__Exercise goal__
Give the lines of the data that begin with the one containing "- bar-value-label: 28%: [402, 159, 445, 183]" and end with the one containing "- bar-value-label: 18%: [521, 117, 564, 141]" as a numbered list, including both of those lines and leaving out any blank lines.

* START Entries *

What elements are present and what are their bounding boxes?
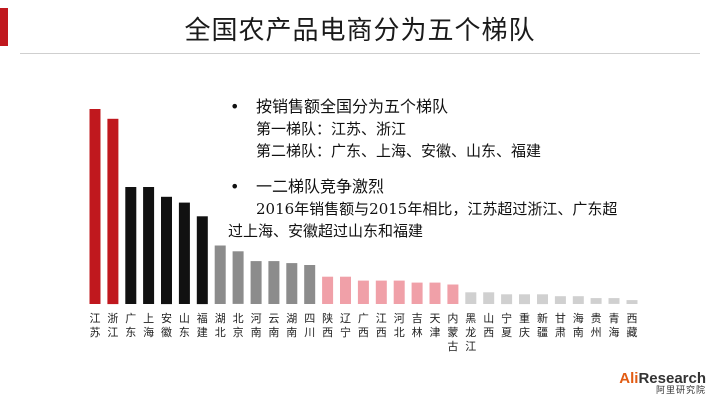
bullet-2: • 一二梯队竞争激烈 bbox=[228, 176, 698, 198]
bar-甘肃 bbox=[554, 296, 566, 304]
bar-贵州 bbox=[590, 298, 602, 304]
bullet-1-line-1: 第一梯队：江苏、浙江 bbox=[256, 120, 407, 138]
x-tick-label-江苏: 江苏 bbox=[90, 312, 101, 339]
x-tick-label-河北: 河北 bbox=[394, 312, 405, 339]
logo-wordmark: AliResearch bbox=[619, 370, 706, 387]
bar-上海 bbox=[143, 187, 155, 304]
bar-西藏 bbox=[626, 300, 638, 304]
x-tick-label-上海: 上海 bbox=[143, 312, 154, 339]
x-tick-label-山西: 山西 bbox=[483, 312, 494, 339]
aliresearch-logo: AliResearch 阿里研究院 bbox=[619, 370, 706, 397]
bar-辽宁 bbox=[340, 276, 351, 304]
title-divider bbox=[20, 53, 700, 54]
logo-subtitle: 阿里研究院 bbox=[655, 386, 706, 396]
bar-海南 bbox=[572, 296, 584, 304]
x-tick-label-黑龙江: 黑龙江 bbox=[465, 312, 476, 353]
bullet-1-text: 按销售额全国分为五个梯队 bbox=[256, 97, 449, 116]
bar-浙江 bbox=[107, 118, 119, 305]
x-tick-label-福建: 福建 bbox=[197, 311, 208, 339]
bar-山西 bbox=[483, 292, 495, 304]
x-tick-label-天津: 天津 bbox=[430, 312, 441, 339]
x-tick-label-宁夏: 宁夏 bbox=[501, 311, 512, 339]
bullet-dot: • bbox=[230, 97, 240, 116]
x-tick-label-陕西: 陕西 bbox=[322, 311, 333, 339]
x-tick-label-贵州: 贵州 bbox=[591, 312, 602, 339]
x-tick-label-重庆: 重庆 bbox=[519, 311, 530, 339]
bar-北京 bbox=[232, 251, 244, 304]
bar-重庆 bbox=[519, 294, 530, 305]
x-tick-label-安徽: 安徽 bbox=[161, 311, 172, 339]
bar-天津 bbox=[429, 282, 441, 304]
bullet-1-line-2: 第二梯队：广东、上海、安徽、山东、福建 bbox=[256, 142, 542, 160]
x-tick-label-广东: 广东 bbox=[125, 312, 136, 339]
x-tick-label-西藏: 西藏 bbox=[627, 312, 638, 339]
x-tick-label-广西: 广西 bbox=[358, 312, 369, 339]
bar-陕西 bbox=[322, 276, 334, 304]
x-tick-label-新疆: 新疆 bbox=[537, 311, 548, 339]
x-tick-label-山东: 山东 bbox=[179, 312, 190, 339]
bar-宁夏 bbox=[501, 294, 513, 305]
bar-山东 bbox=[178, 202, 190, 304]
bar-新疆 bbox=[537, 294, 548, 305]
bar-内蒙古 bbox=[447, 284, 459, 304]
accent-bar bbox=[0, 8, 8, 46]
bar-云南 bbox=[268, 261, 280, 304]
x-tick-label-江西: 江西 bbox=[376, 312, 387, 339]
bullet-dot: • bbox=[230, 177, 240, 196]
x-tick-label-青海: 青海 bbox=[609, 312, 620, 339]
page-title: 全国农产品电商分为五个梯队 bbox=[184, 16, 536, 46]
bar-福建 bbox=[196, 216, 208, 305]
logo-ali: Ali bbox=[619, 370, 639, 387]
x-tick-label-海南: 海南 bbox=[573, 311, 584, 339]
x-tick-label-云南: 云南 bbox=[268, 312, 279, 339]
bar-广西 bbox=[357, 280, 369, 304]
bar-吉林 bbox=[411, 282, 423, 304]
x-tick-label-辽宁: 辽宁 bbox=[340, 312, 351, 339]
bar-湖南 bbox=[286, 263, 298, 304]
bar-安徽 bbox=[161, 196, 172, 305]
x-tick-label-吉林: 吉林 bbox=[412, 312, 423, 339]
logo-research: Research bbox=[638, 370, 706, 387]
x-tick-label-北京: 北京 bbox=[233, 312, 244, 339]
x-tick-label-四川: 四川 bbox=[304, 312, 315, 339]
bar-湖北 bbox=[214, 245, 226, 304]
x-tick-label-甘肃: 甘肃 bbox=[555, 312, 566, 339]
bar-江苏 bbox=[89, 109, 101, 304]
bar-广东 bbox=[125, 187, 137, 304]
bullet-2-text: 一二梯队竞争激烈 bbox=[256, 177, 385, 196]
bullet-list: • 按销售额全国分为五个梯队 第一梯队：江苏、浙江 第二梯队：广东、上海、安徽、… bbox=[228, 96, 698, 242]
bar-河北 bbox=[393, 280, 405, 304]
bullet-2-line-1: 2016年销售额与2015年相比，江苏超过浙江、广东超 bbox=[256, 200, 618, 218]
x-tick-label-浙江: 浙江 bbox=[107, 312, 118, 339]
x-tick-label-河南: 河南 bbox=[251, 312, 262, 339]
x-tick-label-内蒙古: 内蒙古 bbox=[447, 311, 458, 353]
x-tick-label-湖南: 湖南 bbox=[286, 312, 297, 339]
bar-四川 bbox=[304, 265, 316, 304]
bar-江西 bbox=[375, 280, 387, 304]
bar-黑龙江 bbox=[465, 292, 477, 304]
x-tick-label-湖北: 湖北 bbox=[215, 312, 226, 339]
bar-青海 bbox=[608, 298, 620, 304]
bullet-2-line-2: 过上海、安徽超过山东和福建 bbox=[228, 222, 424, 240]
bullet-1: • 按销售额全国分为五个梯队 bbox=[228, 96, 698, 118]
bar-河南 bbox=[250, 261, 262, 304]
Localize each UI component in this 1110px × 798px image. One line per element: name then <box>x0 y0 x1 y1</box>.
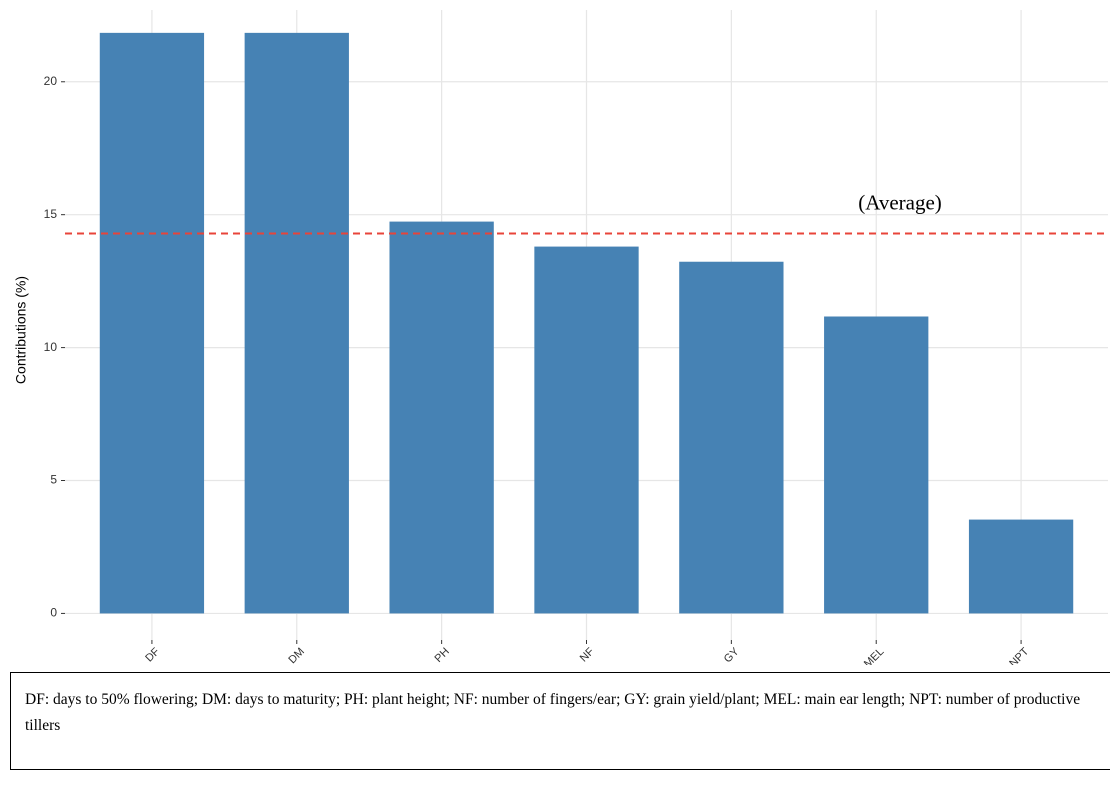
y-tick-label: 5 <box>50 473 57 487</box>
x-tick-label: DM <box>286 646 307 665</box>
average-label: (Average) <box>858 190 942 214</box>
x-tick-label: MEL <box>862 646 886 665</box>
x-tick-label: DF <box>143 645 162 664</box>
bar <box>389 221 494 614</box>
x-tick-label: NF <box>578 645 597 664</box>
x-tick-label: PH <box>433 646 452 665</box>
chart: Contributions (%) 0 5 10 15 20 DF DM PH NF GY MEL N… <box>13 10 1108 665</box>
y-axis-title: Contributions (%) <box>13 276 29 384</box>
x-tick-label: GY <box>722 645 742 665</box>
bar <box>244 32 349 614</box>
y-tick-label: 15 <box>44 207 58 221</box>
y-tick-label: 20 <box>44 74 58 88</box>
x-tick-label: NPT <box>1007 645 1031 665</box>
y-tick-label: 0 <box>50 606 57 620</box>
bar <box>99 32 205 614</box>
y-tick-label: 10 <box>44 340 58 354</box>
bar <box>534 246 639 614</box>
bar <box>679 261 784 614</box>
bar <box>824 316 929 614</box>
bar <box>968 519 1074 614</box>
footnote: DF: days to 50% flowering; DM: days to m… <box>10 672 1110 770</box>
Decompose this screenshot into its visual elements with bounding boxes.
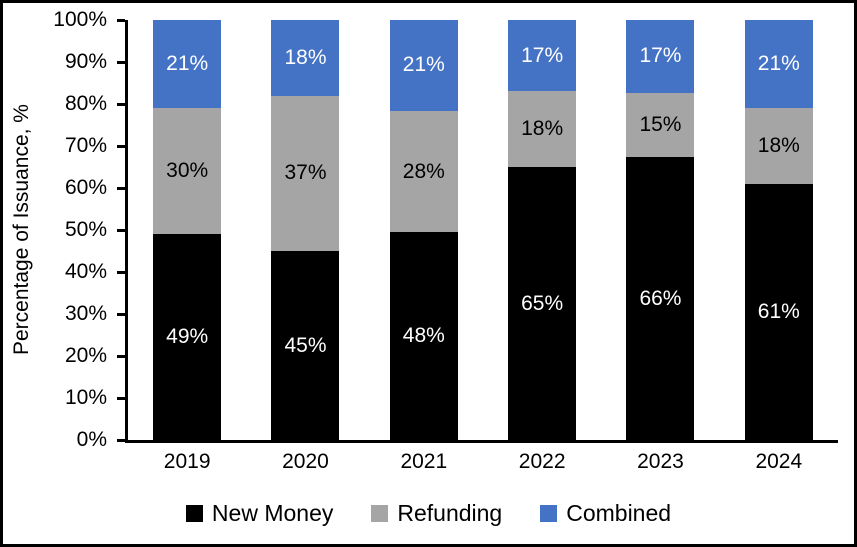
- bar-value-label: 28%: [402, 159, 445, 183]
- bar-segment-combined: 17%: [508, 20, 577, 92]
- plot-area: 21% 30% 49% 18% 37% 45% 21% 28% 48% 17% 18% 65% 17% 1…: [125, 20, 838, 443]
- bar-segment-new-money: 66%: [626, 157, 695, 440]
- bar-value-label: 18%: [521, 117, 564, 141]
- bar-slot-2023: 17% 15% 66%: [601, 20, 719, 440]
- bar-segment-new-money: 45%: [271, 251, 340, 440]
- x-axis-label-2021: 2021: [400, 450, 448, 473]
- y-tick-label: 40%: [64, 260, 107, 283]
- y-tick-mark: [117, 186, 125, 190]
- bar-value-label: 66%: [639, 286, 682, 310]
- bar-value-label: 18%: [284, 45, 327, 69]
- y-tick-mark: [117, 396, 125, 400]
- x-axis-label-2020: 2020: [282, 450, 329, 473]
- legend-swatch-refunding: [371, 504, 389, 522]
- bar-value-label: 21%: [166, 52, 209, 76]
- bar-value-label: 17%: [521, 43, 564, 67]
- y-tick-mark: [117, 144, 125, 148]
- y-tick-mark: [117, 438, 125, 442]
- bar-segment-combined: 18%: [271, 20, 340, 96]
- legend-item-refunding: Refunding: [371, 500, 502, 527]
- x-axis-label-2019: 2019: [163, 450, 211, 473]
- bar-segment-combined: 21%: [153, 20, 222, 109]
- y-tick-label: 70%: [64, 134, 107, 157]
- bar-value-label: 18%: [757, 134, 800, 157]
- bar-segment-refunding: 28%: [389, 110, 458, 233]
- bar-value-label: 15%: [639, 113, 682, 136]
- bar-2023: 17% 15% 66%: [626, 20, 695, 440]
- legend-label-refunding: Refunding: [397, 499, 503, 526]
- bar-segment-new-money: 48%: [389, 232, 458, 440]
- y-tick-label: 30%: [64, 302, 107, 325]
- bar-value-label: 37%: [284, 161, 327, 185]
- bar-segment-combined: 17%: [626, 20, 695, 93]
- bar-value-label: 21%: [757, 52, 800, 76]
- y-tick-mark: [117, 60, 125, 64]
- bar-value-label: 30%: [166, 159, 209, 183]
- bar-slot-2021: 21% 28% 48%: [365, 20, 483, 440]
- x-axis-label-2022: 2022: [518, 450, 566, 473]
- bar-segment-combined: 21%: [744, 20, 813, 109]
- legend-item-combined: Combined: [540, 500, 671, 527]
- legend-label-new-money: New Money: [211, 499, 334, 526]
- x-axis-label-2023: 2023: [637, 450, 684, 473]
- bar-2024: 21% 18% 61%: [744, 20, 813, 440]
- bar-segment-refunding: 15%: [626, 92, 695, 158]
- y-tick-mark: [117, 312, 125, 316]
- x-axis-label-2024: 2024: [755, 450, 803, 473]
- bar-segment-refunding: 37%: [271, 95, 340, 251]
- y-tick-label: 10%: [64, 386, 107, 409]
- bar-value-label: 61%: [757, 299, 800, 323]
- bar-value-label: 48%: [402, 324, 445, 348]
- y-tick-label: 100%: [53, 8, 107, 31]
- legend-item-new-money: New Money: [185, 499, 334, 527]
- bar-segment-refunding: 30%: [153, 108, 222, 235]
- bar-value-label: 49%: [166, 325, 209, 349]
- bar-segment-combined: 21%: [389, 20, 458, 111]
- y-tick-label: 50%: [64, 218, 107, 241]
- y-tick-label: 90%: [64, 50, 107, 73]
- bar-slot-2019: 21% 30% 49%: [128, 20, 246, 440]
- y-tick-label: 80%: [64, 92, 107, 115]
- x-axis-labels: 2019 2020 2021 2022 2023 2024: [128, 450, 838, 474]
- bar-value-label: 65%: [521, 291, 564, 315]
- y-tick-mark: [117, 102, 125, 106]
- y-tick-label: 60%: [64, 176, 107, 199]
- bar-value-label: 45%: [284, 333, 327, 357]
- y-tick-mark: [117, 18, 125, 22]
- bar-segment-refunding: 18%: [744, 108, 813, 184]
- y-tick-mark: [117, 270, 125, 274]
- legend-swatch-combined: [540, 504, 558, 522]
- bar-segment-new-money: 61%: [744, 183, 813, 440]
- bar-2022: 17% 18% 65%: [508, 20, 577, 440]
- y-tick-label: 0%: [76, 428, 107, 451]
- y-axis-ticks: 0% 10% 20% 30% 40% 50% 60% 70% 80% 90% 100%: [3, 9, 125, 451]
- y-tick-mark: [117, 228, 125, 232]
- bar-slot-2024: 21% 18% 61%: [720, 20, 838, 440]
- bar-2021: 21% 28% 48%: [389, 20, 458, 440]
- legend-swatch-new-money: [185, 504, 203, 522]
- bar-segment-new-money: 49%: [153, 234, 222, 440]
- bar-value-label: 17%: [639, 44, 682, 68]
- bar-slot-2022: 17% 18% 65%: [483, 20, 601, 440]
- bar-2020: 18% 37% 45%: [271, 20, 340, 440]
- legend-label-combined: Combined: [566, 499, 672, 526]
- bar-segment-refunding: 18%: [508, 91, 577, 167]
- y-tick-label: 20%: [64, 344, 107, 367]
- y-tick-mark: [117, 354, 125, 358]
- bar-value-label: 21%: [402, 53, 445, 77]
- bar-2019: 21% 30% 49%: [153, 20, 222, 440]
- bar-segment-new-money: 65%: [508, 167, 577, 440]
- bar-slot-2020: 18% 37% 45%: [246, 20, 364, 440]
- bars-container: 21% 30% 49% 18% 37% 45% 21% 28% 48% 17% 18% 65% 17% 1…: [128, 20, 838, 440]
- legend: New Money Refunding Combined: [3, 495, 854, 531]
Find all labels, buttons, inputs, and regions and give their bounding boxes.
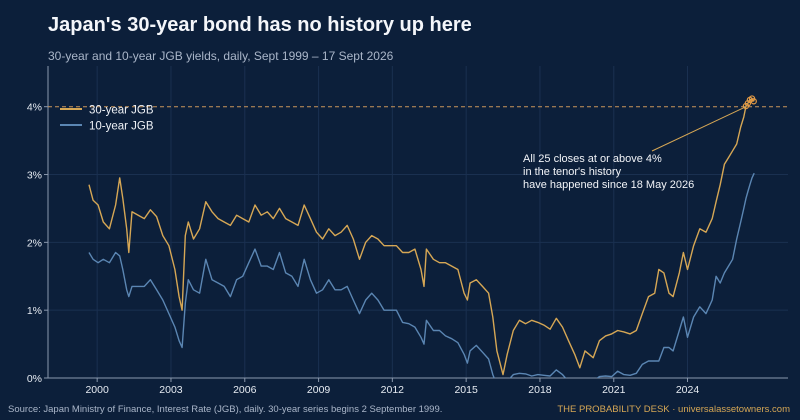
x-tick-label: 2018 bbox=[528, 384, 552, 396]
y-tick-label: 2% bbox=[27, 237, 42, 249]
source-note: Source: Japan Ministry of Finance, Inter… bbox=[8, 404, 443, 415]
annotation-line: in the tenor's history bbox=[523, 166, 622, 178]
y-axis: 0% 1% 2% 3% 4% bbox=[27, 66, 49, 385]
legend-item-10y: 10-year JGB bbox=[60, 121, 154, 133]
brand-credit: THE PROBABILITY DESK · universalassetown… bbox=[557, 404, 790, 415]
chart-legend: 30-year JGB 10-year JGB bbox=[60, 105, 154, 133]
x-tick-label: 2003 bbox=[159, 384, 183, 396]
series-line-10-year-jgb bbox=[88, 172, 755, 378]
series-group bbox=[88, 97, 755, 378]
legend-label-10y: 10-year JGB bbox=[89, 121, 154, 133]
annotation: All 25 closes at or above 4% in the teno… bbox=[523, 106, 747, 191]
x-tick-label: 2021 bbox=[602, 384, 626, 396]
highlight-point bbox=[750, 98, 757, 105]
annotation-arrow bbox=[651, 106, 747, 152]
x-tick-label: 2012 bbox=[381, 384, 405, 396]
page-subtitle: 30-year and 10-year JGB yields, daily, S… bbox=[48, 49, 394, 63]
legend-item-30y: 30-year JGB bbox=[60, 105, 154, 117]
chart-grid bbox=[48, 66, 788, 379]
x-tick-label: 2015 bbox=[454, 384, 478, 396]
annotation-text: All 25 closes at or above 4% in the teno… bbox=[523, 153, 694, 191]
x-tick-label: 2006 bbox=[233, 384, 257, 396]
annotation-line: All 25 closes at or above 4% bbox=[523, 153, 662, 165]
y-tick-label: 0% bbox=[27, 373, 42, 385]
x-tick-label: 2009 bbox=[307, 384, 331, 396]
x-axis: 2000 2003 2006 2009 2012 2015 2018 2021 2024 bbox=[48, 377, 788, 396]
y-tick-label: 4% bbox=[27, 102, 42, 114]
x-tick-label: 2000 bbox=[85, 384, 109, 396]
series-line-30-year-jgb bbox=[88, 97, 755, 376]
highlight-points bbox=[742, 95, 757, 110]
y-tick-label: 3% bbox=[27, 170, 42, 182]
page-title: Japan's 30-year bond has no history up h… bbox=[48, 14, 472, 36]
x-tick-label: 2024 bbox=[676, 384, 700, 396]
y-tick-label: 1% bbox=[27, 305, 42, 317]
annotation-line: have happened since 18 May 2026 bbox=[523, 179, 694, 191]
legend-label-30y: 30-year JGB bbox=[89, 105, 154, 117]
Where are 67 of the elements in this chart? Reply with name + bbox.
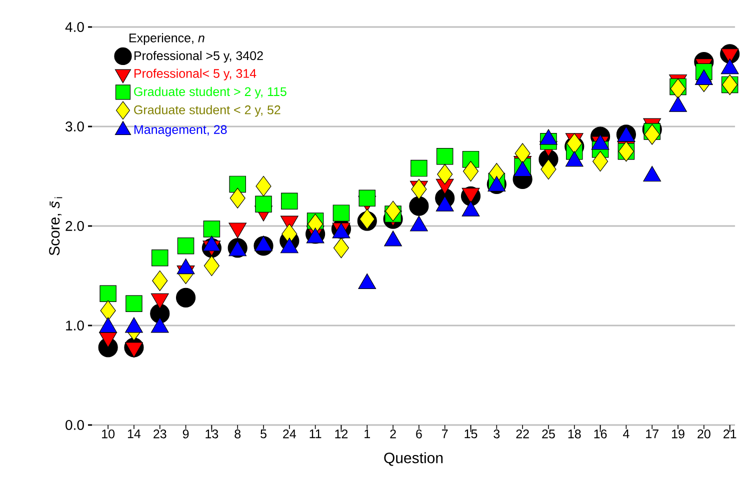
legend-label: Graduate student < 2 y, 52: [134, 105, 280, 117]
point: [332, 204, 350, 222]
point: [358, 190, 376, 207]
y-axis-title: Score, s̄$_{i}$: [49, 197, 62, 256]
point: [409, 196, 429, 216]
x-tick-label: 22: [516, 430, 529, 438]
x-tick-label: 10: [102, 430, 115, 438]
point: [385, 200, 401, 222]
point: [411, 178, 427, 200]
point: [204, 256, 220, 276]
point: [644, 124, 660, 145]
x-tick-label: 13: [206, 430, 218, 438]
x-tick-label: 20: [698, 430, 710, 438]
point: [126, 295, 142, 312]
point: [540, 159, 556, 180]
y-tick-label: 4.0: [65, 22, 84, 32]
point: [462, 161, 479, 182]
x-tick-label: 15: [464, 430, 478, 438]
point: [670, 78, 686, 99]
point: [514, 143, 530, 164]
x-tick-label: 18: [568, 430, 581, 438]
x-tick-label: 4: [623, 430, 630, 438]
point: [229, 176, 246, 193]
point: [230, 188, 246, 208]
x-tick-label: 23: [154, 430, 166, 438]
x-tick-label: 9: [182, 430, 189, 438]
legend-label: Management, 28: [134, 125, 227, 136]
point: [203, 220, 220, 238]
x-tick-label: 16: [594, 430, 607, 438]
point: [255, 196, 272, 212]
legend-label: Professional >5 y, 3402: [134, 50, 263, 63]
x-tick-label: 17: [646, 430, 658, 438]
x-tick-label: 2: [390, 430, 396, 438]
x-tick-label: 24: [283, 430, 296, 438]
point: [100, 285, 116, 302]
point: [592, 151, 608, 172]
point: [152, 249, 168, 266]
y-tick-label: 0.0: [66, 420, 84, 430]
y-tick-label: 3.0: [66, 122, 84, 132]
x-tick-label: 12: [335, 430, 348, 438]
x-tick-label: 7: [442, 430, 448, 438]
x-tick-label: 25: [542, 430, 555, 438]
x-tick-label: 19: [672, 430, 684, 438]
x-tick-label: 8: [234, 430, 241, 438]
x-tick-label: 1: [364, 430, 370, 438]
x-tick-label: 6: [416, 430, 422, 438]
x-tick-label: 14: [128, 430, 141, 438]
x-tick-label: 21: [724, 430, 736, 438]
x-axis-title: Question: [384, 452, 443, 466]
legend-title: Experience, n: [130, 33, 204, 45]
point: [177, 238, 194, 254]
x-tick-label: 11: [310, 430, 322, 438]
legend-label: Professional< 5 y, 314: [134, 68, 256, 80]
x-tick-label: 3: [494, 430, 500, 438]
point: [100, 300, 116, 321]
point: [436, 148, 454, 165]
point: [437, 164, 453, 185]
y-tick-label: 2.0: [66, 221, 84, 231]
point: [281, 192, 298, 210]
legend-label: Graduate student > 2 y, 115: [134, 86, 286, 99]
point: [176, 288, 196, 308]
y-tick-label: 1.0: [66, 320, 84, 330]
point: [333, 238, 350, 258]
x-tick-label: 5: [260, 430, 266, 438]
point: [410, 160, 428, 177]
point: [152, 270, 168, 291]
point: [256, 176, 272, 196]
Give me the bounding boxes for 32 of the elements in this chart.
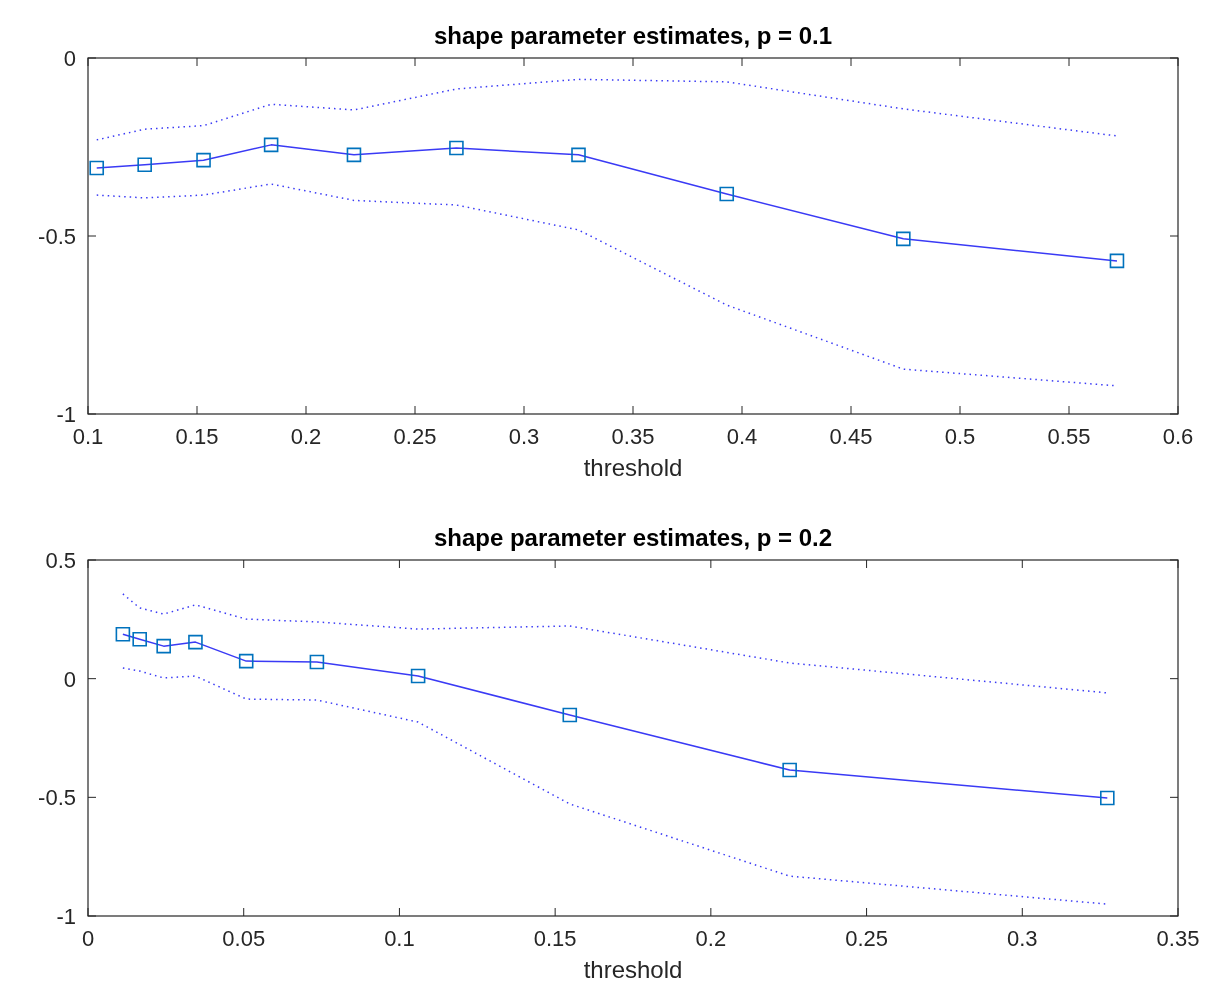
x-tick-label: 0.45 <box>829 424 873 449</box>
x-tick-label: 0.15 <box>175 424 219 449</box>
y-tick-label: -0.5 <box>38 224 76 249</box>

* END Entries *

__Solution__
1. - bar-value-label: 28%: [402, 159, 445, 183]
2. - bar-segment-combined: 17%: [508, 20, 577, 92]
3. - plot-area: 21% 30% 49% 18% 37% 45% 21% 28% 48% 17% 18% 65% 17% 1…: [125, 20, 838, 443]
4. - bar-segment-new-money: 66%: [626, 157, 695, 440]
5. - bar-value-label: 18%: [521, 117, 564, 141]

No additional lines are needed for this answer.